> [Exercise details]: Each record that follows is to be output in full, precisely as written.

> [Given records]:

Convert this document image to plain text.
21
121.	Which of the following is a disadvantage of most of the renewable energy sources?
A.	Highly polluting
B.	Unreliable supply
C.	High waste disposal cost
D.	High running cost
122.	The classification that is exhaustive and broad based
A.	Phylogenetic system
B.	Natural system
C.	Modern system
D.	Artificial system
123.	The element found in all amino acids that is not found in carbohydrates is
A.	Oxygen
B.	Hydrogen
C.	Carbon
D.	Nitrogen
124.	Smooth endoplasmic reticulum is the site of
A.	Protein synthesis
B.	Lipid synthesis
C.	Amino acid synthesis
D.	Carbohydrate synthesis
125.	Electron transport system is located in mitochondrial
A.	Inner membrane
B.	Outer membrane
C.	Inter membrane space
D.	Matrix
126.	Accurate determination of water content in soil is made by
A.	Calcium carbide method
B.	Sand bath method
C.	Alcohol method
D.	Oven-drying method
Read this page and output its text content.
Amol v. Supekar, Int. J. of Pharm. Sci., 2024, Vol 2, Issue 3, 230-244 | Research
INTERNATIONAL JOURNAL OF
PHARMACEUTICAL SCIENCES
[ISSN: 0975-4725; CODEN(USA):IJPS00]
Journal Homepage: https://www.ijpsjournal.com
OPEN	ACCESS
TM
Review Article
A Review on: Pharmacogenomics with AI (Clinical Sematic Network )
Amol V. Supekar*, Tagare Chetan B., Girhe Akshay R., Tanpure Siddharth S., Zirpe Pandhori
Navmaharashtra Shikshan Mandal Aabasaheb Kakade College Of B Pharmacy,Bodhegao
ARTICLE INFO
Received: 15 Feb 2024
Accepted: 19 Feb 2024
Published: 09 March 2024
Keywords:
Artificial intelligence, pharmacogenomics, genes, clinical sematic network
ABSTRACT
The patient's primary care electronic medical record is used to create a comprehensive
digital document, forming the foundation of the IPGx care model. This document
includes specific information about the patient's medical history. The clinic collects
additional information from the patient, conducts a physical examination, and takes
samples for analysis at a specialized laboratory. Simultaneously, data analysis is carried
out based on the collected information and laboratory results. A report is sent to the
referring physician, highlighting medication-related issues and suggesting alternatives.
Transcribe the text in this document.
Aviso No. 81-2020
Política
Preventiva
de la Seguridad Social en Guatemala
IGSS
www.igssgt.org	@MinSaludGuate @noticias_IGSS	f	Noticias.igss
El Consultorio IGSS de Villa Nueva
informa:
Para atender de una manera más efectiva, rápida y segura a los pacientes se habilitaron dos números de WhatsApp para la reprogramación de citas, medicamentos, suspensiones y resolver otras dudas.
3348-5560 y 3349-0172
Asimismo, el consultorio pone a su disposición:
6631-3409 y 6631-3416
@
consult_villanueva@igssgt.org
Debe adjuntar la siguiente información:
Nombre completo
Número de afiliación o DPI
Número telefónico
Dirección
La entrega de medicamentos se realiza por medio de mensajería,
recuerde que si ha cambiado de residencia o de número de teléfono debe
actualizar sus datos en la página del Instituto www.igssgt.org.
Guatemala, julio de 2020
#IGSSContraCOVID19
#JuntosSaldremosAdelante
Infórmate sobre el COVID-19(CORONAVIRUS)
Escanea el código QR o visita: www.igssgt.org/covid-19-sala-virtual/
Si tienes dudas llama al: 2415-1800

> [Exercise answer]:
Convert this document image to plain text.
21
121.	Which of the following is a disadvantage of most of the renewable energy sources?
A.	Highly polluting
B.	Unreliable supply
C.	High waste disposal cost
D.	High running cost
122.	The classification that is exhaustive and broad based
A.	Phylogenetic system
B.	Natural system
C.	Modern system
D.	Artificial system
123.	The element found in all amino acids that is not found in carbohydrates is
A.	Oxygen
B.	Hydrogen
C.	Carbon
D.	Nitrogen
124.	Smooth endoplasmic reticulum is the site of
A.	Protein synthesis
B.	Lipid synthesis
C.	Amino acid synthesis
D.	Carbohydrate synthesis
125.	Electron transport system is located in mitochondrial
A.	Inner membrane
B.	Outer membrane
C.	Inter membrane space
D.	Matrix
126.	Accurate determination of water content in soil is made by
A.	Calcium carbide method
B.	Sand bath method
C.	Alcohol method
D.	Oven-drying method
Read this page and output its text content.
Amol v. Supekar, Int. J. of Pharm. Sci., 2024, Vol 2, Issue 3, 230-244 | Research
INTERNATIONAL JOURNAL OF
PHARMACEUTICAL SCIENCES
[ISSN: 0975-4725; CODEN(USA):IJPS00]
Journal Homepage: https://www.ijpsjournal.com
OPEN	ACCESS
TM
Review Article
A Review on: Pharmacogenomics with AI (Clinical Sematic Network )
Amol V. Supekar*, Tagare Chetan B., Girhe Akshay R., Tanpure Siddharth S., Zirpe Pandhori
Navmaharashtra Shikshan Mandal Aabasaheb Kakade College Of B Pharmacy,Bodhegao
ARTICLE INFO
Received: 15 Feb 2024
Accepted: 19 Feb 2024
Published: 09 March 2024
Keywords:
Artificial intelligence, pharmacogenomics, genes, clinical sematic network
ABSTRACT
The patient's primary care electronic medical record is used to create a comprehensive
digital document, forming the foundation of the IPGx care model. This document
includes specific information about the patient's medical history. The clinic collects
additional information from the patient, conducts a physical examination, and takes
samples for analysis at a specialized laboratory. Simultaneously, data analysis is carried
out based on the collected information and laboratory results. A report is sent to the
referring physician, highlighting medication-related issues and suggesting alternatives.
Transcribe the text in this document.
Aviso No. 81-2020
Política
Preventiva
de la Seguridad Social en Guatemala
IGSS
www.igssgt.org	@MinSaludGuate @noticias_IGSS	f	Noticias.igss
El Consultorio IGSS de Villa Nueva
informa:
Para atender de una manera más efectiva, rápida y segura a los pacientes se habilitaron dos números de WhatsApp para la reprogramación de citas, medicamentos, suspensiones y resolver otras dudas.
3348-5560 y 3349-0172
Asimismo, el consultorio pone a su disposición:
6631-3409 y 6631-3416
@
consult_villanueva@igssgt.org
Debe adjuntar la siguiente información:
Nombre completo
Número de afiliación o DPI
Número telefónico
Dirección
La entrega de medicamentos se realiza por medio de mensajería,
recuerde que si ha cambiado de residencia o de número de teléfono debe
actualizar sus datos en la página del Instituto www.igssgt.org.
Guatemala, julio de 2020
#IGSSContraCOVID19
#JuntosSaldremosAdelante
Infórmate sobre el COVID-19(CORONAVIRUS)
Escanea el código QR o visita: www.igssgt.org/covid-19-sala-virtual/
Si tienes dudas llama al: 2415-1800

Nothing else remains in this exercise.